▸ **Records provided**
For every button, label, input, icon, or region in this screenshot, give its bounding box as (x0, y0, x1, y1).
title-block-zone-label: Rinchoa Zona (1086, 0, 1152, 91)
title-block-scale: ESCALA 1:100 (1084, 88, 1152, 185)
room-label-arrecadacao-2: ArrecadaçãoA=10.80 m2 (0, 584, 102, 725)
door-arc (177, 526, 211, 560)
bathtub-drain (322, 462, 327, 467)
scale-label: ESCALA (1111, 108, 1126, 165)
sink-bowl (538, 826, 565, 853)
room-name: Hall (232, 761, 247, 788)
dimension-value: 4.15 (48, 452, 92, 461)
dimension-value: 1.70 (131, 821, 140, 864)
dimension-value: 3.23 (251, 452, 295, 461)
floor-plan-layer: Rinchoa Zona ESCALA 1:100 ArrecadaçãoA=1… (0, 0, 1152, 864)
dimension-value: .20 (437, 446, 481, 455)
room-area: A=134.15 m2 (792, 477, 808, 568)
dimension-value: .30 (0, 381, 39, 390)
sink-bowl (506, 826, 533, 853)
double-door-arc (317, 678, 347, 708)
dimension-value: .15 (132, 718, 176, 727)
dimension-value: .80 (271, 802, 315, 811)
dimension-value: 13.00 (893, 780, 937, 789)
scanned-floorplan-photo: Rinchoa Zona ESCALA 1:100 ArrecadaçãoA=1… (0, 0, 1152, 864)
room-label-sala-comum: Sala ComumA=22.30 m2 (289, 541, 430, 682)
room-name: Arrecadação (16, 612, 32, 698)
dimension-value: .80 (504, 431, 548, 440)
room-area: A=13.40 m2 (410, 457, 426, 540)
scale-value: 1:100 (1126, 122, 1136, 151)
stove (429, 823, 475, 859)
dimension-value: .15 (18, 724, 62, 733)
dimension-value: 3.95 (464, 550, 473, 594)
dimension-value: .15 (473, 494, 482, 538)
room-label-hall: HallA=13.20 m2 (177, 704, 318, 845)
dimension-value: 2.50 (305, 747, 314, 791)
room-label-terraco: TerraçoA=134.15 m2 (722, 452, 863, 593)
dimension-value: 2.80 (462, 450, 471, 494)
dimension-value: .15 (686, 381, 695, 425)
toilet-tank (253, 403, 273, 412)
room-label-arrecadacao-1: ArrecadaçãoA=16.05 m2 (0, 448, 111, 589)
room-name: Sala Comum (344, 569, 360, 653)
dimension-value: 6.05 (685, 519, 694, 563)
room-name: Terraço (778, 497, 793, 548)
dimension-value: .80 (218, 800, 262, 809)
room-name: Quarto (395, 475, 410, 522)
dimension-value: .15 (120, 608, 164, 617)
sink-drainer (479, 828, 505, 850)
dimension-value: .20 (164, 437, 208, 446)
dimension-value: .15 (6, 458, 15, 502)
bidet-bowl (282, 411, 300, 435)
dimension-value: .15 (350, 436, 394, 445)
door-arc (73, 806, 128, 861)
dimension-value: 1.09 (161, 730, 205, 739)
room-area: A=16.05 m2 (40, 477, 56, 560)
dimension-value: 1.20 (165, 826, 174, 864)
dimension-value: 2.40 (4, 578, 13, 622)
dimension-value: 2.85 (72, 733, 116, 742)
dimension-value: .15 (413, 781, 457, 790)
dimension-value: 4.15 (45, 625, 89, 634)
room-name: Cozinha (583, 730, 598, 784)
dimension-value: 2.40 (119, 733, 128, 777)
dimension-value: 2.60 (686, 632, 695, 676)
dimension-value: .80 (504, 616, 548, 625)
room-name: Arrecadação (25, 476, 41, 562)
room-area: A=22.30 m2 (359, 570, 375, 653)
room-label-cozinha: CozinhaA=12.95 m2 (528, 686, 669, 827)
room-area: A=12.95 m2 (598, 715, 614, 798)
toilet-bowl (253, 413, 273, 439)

▸ **Exercise requirements**
Starting at the first line of the records and stopping after the line that contains "dimension-value: 1.70 (131, 821, 140, 864)", render each line as a string in a JSON list, leaving out any blank lines.

▸ **Solution to this task**
[
  "For every button, label, input, icon, or region in this screenshot, give its bounding box as (x0, y0, x1, y1).",
  "title-block-zone-label: Rinchoa Zona (1086, 0, 1152, 91)",
  "title-block-scale: ESCALA 1:100 (1084, 88, 1152, 185)",
  "room-label-arrecadacao-2: ArrecadaçãoA=10.80 m2 (0, 584, 102, 725)",
  "door-arc (177, 526, 211, 560)",
  "bathtub-drain (322, 462, 327, 467)",
  "scale-label: ESCALA (1111, 108, 1126, 165)",
  "sink-bowl (538, 826, 565, 853)",
  "room-name: Hall (232, 761, 247, 788)",
  "dimension-value: 4.15 (48, 452, 92, 461)",
  "dimension-value: 1.70 (131, 821, 140, 864)"
]